Each record needs to be echoed exactly; can you do that?

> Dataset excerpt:
* Start *
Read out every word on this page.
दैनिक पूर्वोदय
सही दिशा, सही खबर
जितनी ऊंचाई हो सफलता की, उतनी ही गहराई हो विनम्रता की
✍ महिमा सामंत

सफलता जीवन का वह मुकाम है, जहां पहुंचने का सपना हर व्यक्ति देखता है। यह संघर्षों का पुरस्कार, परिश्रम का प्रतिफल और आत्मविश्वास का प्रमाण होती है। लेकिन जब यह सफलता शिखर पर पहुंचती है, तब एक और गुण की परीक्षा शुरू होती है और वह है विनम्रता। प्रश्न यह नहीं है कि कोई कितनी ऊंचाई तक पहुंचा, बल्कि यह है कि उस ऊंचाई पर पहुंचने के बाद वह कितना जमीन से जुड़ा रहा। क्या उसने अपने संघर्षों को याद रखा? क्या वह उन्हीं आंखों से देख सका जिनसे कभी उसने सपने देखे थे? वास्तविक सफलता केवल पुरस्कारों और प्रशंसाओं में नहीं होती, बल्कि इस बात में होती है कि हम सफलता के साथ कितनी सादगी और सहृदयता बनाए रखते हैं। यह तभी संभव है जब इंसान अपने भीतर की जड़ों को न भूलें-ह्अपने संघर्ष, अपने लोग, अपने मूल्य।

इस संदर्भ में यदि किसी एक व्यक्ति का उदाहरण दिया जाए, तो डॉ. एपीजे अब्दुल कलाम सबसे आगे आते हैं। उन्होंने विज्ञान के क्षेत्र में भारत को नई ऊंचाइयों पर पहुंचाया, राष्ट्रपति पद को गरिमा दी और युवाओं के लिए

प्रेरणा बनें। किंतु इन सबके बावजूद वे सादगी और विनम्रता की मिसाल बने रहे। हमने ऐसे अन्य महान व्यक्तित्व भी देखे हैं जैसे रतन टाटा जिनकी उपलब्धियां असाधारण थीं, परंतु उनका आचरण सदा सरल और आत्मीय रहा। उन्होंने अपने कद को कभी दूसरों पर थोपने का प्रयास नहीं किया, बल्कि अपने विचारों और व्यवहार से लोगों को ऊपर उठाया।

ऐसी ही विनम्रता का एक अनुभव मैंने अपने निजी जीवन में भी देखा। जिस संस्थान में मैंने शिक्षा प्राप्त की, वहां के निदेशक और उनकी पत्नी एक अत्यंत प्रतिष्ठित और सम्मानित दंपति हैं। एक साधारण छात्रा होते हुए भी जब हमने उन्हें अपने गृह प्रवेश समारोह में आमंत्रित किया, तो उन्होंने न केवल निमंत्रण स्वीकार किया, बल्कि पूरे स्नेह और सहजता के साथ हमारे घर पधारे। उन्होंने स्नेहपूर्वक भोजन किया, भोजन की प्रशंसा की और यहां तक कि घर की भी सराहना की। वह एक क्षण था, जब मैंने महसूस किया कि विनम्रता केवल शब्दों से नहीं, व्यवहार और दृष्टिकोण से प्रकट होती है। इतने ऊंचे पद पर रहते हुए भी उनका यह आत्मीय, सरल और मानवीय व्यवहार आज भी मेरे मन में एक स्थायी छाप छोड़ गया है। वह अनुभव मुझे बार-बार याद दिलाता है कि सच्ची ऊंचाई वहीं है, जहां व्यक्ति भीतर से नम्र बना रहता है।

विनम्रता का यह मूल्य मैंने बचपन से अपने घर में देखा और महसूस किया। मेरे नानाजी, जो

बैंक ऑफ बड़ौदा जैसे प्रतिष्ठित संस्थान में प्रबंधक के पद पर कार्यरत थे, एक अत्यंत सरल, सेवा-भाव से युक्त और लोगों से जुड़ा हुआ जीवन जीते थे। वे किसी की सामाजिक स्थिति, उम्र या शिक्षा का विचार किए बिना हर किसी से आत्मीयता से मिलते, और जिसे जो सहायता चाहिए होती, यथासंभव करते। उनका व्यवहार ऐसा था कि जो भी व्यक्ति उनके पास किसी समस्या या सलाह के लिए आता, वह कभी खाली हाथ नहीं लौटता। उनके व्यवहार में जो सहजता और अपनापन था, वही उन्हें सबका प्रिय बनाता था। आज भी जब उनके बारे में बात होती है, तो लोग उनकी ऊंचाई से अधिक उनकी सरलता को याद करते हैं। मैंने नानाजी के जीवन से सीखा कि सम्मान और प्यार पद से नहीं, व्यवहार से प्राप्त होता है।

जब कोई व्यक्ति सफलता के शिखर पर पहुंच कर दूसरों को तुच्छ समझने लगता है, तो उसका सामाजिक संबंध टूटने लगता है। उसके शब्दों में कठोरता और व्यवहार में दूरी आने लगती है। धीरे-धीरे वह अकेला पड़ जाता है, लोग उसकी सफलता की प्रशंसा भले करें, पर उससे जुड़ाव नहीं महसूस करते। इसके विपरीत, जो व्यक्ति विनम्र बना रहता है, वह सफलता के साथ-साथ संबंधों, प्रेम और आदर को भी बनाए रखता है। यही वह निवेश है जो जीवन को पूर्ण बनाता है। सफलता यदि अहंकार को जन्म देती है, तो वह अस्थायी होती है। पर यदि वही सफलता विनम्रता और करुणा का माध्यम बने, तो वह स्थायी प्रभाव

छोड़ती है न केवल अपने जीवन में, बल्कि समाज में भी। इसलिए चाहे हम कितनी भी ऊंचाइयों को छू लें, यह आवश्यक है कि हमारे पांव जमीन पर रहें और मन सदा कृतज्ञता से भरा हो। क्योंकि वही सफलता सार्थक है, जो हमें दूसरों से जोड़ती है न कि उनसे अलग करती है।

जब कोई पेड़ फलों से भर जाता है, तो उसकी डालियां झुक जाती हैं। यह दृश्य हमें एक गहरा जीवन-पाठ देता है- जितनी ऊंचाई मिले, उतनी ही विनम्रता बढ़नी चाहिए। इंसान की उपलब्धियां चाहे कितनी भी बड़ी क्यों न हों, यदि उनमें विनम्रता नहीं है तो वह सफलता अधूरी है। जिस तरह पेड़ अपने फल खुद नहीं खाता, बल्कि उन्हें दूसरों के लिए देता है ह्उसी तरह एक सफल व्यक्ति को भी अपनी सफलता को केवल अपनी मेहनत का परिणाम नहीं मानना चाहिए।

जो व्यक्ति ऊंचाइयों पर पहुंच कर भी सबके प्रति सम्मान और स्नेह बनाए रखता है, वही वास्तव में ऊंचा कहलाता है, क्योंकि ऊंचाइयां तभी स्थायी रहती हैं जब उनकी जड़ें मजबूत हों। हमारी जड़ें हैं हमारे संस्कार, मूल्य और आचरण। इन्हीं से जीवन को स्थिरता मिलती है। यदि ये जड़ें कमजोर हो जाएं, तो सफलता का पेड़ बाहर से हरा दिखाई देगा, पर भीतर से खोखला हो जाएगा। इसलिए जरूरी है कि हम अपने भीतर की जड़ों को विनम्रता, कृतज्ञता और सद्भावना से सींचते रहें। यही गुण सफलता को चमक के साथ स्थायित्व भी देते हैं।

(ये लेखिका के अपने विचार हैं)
* End *
> Written solution:
Read out every word on this page.
दैनिक पूर्वोदय
सही दिशा, सही खबर
जितनी ऊंचाई हो सफलता की, उतनी ही गहराई हो विनम्रता की
✍ महिमा सामंत

सफलता जीवन का वह मुकाम है, जहां पहुंचने का सपना हर व्यक्ति देखता है। यह संघर्षों का पुरस्कार, परिश्रम का प्रतिफल और आत्मविश्वास का प्रमाण होती है। लेकिन जब यह सफलता शिखर पर पहुंचती है, तब एक और गुण की परीक्षा शुरू होती है और वह है विनम्रता। प्रश्न यह नहीं है कि कोई कितनी ऊंचाई तक पहुंचा, बल्कि यह है कि उस ऊंचाई पर पहुंचने के बाद वह कितना जमीन से जुड़ा रहा। क्या उसने अपने संघर्षों को याद रखा? क्या वह उन्हीं आंखों से देख सका जिनसे कभी उसने सपने देखे थे? वास्तविक सफलता केवल पुरस्कारों और प्रशंसाओं में नहीं होती, बल्कि इस बात में होती है कि हम सफलता के साथ कितनी सादगी और सहृदयता बनाए रखते हैं। यह तभी संभव है जब इंसान अपने भीतर की जड़ों को न भूलें-ह्अपने संघर्ष, अपने लोग, अपने मूल्य।

इस संदर्भ में यदि किसी एक व्यक्ति का उदाहरण दिया जाए, तो डॉ. एपीजे अब्दुल कलाम सबसे आगे आते हैं। उन्होंने विज्ञान के क्षेत्र में भारत को नई ऊंचाइयों पर पहुंचाया, राष्ट्रपति पद को गरिमा दी और युवाओं के लिए

प्रेरणा बनें। किंतु इन सबके बावजूद वे सादगी और विनम्रता की मिसाल बने रहे। हमने ऐसे अन्य महान व्यक्तित्व भी देखे हैं जैसे रतन टाटा जिनकी उपलब्धियां असाधारण थीं, परंतु उनका आचरण सदा सरल और आत्मीय रहा। उन्होंने अपने कद को कभी दूसरों पर थोपने का प्रयास नहीं किया, बल्कि अपने विचारों और व्यवहार से लोगों को ऊपर उठाया।

ऐसी ही विनम्रता का एक अनुभव मैंने अपने निजी जीवन में भी देखा। जिस संस्थान में मैंने शिक्षा प्राप्त की, वहां के निदेशक और उनकी पत्नी एक अत्यंत प्रतिष्ठित और सम्मानित दंपति हैं। एक साधारण छात्रा होते हुए भी जब हमने उन्हें अपने गृह प्रवेश समारोह में आमंत्रित किया, तो उन्होंने न केवल निमंत्रण स्वीकार किया, बल्कि पूरे स्नेह और सहजता के साथ हमारे घर पधारे। उन्होंने स्नेहपूर्वक भोजन किया, भोजन की प्रशंसा की और यहां तक कि घर की भी सराहना की। वह एक क्षण था, जब मैंने महसूस किया कि विनम्रता केवल शब्दों से नहीं, व्यवहार और दृष्टिकोण से प्रकट होती है। इतने ऊंचे पद पर रहते हुए भी उनका यह आत्मीय, सरल और मानवीय व्यवहार आज भी मेरे मन में एक स्थायी छाप छोड़ गया है। वह अनुभव मुझे बार-बार याद दिलाता है कि सच्ची ऊंचाई वहीं है, जहां व्यक्ति भीतर से नम्र बना रहता है।

विनम्रता का यह मूल्य मैंने बचपन से अपने घर में देखा और महसूस किया। मेरे नानाजी, जो

बैंक ऑफ बड़ौदा जैसे प्रतिष्ठित संस्थान में प्रबंधक के पद पर कार्यरत थे, एक अत्यंत सरल, सेवा-भाव से युक्त और लोगों से जुड़ा हुआ जीवन जीते थे। वे किसी की सामाजिक स्थिति, उम्र या शिक्षा का विचार किए बिना हर किसी से आत्मीयता से मिलते, और जिसे जो सहायता चाहिए होती, यथासंभव करते। उनका व्यवहार ऐसा था कि जो भी व्यक्ति उनके पास किसी समस्या या सलाह के लिए आता, वह कभी खाली हाथ नहीं लौटता। उनके व्यवहार में जो सहजता और अपनापन था, वही उन्हें सबका प्रिय बनाता था। आज भी जब उनके बारे में बात होती है, तो लोग उनकी ऊंचाई से अधिक उनकी सरलता को याद करते हैं। मैंने नानाजी के जीवन से सीखा कि सम्मान और प्यार पद से नहीं, व्यवहार से प्राप्त होता है।

जब कोई व्यक्ति सफलता के शिखर पर पहुंच कर दूसरों को तुच्छ समझने लगता है, तो उसका सामाजिक संबंध टूटने लगता है। उसके शब्दों में कठोरता और व्यवहार में दूरी आने लगती है। धीरे-धीरे वह अकेला पड़ जाता है, लोग उसकी सफलता की प्रशंसा भले करें, पर उससे जुड़ाव नहीं महसूस करते। इसके विपरीत, जो व्यक्ति विनम्र बना रहता है, वह सफलता के साथ-साथ संबंधों, प्रेम और आदर को भी बनाए रखता है। यही वह निवेश है जो जीवन को पूर्ण बनाता है। सफलता यदि अहंकार को जन्म देती है, तो वह अस्थायी होती है। पर यदि वही सफलता विनम्रता और करुणा का माध्यम बने, तो वह स्थायी प्रभाव

छोड़ती है न केवल अपने जीवन में, बल्कि समाज में भी। इसलिए चाहे हम कितनी भी ऊंचाइयों को छू लें, यह आवश्यक है कि हमारे पांव जमीन पर रहें और मन सदा कृतज्ञता से भरा हो। क्योंकि वही सफलता सार्थक है, जो हमें दूसरों से जोड़ती है न कि उनसे अलग करती है।

जब कोई पेड़ फलों से भर जाता है, तो उसकी डालियां झुक जाती हैं। यह दृश्य हमें एक गहरा जीवन-पाठ देता है- जितनी ऊंचाई मिले, उतनी ही विनम्रता बढ़नी चाहिए। इंसान की उपलब्धियां चाहे कितनी भी बड़ी क्यों न हों, यदि उनमें विनम्रता नहीं है तो वह सफलता अधूरी है। जिस तरह पेड़ अपने फल खुद नहीं खाता, बल्कि उन्हें दूसरों के लिए देता है ह्उसी तरह एक सफल व्यक्ति को भी अपनी सफलता को केवल अपनी मेहनत का परिणाम नहीं मानना चाहिए।

जो व्यक्ति ऊंचाइयों पर पहुंच कर भी सबके प्रति सम्मान और स्नेह बनाए रखता है, वही वास्तव में ऊंचा कहलाता है, क्योंकि ऊंचाइयां तभी स्थायी रहती हैं जब उनकी जड़ें मजबूत हों। हमारी जड़ें हैं हमारे संस्कार, मूल्य और आचरण। इन्हीं से जीवन को स्थिरता मिलती है। यदि ये जड़ें कमजोर हो जाएं, तो सफलता का पेड़ बाहर से हरा दिखाई देगा, पर भीतर से खोखला हो जाएगा। इसलिए जरूरी है कि हम अपने भीतर की जड़ों को विनम्रता, कृतज्ञता और सद्भावना से सींचते रहें। यही गुण सफलता को चमक के साथ स्थायित्व भी देते हैं।

(ये लेखिका के अपने विचार हैं)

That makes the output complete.